Stated goal:
All of the material below is to be repeated exactly.

- - - - - - -

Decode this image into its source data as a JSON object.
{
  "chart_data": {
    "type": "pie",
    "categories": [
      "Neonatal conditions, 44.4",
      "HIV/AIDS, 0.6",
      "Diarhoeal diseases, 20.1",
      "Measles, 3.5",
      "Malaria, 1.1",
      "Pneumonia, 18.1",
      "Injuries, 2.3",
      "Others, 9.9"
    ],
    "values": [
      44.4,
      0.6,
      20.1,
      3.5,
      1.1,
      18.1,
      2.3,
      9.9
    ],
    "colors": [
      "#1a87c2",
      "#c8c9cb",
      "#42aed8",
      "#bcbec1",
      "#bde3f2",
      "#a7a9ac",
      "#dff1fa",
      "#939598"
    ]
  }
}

- - - - - - -

Answer:
Decode this image into its source data as a JSON object.
{
  "chart_data": {
    "type": "pie",
    "categories": [
      "Neonatal conditions, 44.4",
      "HIV/AIDS, 0.6",
      "Diarhoeal diseases, 20.1",
      "Measles, 3.5",
      "Malaria, 1.1",
      "Pneumonia, 18.1",
      "Injuries, 2.3",
      "Others, 9.9"
    ],
    "values": [
      44.4,
      0.6,
      20.1,
      3.5,
      1.1,
      18.1,
      2.3,
      9.9
    ],
    "colors": [
      "#1a87c2",
      "#c8c9cb",
      "#42aed8",
      "#bcbec1",
      "#bde3f2",
      "#a7a9ac",
      "#dff1fa",
      "#939598"
    ]
  }
}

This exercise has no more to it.